§ **What is expected**:
Every record should be repeated exactly, except that pictures are left out.

--- Stored rows ---

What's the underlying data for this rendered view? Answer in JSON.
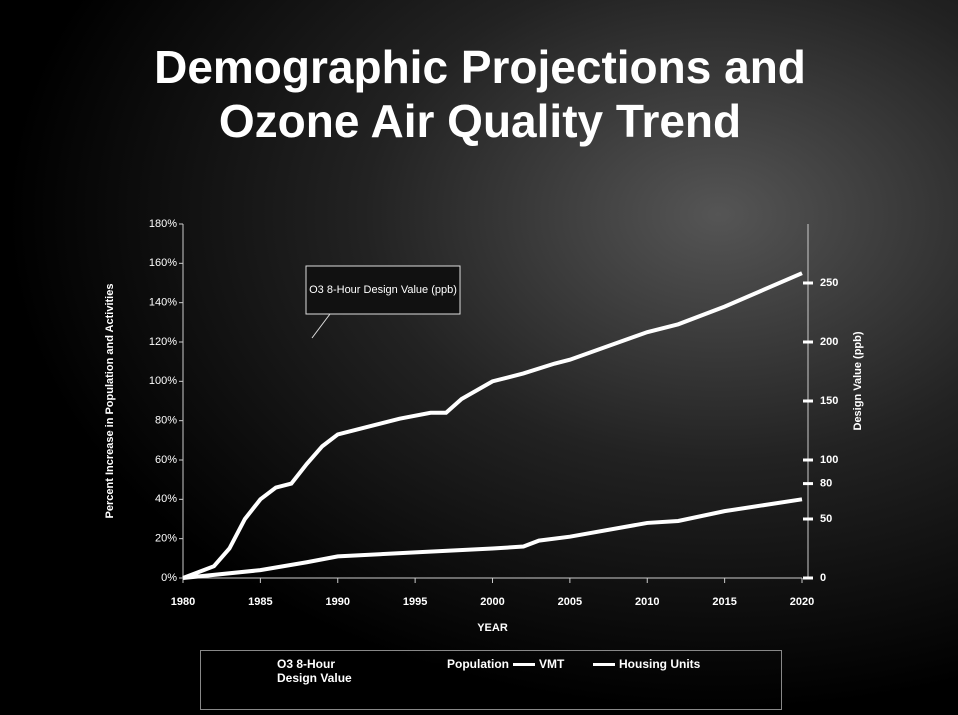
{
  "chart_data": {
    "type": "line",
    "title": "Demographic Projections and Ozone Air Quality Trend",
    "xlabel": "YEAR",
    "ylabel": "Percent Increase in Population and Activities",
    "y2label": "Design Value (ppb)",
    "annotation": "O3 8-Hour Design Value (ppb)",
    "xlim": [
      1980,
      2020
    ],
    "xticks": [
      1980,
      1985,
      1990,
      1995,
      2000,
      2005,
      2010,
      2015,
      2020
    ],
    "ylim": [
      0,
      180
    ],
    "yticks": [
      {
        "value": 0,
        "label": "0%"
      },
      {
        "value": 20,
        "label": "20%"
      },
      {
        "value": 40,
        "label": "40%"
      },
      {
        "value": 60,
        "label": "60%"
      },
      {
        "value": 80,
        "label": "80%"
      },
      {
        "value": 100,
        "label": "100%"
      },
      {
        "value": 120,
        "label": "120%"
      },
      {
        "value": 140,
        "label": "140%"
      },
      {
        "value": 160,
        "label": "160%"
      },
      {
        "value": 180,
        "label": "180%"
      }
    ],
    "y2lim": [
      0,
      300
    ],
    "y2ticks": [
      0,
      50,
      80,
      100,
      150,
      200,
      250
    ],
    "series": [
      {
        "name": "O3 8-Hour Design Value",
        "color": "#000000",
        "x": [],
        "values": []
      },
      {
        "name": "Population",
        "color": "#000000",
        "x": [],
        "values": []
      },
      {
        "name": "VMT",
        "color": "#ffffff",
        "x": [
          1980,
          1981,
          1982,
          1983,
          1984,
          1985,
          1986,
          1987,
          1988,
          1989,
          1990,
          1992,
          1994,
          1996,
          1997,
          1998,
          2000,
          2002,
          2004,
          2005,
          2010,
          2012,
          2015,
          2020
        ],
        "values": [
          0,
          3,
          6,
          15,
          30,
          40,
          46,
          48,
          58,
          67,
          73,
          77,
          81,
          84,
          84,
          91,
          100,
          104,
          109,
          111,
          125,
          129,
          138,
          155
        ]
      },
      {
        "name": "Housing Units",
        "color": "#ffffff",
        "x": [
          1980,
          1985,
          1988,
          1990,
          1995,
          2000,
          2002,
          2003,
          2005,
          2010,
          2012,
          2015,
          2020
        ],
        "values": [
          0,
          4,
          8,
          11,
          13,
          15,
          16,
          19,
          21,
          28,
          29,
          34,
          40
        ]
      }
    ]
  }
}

---

§ **Complete response**:
What's the underlying data for this rendered view? Answer in JSON.
{
  "chart_data": {
    "type": "line",
    "title": "Demographic Projections and Ozone Air Quality Trend",
    "xlabel": "YEAR",
    "ylabel": "Percent Increase in Population and Activities",
    "y2label": "Design Value (ppb)",
    "annotation": "O3 8-Hour Design Value (ppb)",
    "xlim": [
      1980,
      2020
    ],
    "xticks": [
      1980,
      1985,
      1990,
      1995,
      2000,
      2005,
      2010,
      2015,
      2020
    ],
    "ylim": [
      0,
      180
    ],
    "yticks": [
      {
        "value": 0,
        "label": "0%"
      },
      {
        "value": 20,
        "label": "20%"
      },
      {
        "value": 40,
        "label": "40%"
      },
      {
        "value": 60,
        "label": "60%"
      },
      {
        "value": 80,
        "label": "80%"
      },
      {
        "value": 100,
        "label": "100%"
      },
      {
        "value": 120,
        "label": "120%"
      },
      {
        "value": 140,
        "label": "140%"
      },
      {
        "value": 160,
        "label": "160%"
      },
      {
        "value": 180,
        "label": "180%"
      }
    ],
    "y2lim": [
      0,
      300
    ],
    "y2ticks": [
      0,
      50,
      80,
      100,
      150,
      200,
      250
    ],
    "series": [
      {
        "name": "O3 8-Hour Design Value",
        "color": "#000000",
        "x": [],
        "values": []
      },
      {
        "name": "Population",
        "color": "#000000",
        "x": [],
        "values": []
      },
      {
        "name": "VMT",
        "color": "#ffffff",
        "x": [
          1980,
          1981,
          1982,
          1983,
          1984,
          1985,
          1986,
          1987,
          1988,
          1989,
          1990,
          1992,
          1994,
          1996,
          1997,
          1998,
          2000,
          2002,
          2004,
          2005,
          2010,
          2012,
          2015,
          2020
        ],
        "values": [
          0,
          3,
          6,
          15,
          30,
          40,
          46,
          48,
          58,
          67,
          73,
          77,
          81,
          84,
          84,
          91,
          100,
          104,
          109,
          111,
          125,
          129,
          138,
          155
        ]
      },
      {
        "name": "Housing Units",
        "color": "#ffffff",
        "x": [
          1980,
          1985,
          1988,
          1990,
          1995,
          2000,
          2002,
          2003,
          2005,
          2010,
          2012,
          2015,
          2020
        ],
        "values": [
          0,
          4,
          8,
          11,
          13,
          15,
          16,
          19,
          21,
          28,
          29,
          34,
          40
        ]
      }
    ]
  }
}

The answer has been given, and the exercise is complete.